Dataset extract ::
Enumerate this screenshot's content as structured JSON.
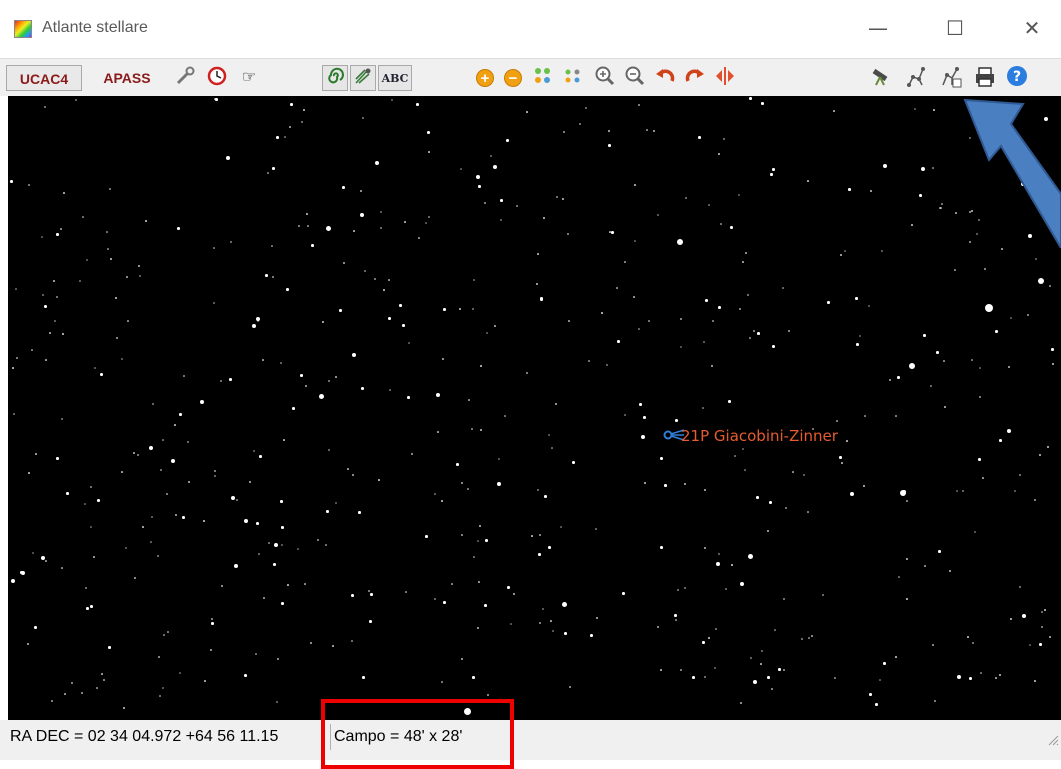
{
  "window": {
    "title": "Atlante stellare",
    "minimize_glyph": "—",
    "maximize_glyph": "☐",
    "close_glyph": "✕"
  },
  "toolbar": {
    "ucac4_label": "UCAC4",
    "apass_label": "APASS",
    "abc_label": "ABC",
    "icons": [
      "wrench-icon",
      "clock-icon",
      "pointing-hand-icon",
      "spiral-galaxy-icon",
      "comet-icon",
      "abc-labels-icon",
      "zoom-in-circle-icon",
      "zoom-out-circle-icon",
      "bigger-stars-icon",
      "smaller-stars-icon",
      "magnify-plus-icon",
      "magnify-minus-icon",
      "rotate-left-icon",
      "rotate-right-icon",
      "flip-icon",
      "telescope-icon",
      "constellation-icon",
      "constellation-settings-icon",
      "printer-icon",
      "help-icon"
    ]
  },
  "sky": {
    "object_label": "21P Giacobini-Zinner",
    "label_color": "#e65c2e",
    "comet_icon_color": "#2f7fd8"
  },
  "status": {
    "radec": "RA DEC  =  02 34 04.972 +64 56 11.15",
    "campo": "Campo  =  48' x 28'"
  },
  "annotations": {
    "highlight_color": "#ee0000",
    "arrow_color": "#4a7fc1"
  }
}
---
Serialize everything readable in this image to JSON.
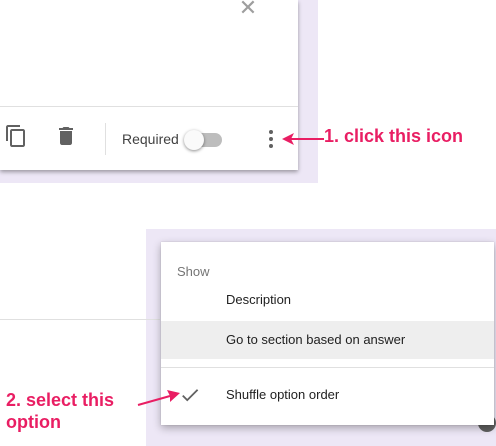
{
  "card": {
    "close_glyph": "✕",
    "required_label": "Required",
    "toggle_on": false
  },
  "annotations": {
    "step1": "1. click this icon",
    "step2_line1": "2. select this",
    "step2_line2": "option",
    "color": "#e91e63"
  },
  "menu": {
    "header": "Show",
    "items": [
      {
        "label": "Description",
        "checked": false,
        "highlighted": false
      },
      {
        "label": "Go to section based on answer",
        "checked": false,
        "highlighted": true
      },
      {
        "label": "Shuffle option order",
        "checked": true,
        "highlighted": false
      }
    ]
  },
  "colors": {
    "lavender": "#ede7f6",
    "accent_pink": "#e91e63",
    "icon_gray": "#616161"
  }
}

Set problem ::
Identify lines with the string "this". Copy each one.

Written reply ::
Enumerate this screenshot's content as structured JSON.
Serialize everything readable in this image to JSON.
    "step1": "1. click this icon",
    "step2_line1": "2. select this",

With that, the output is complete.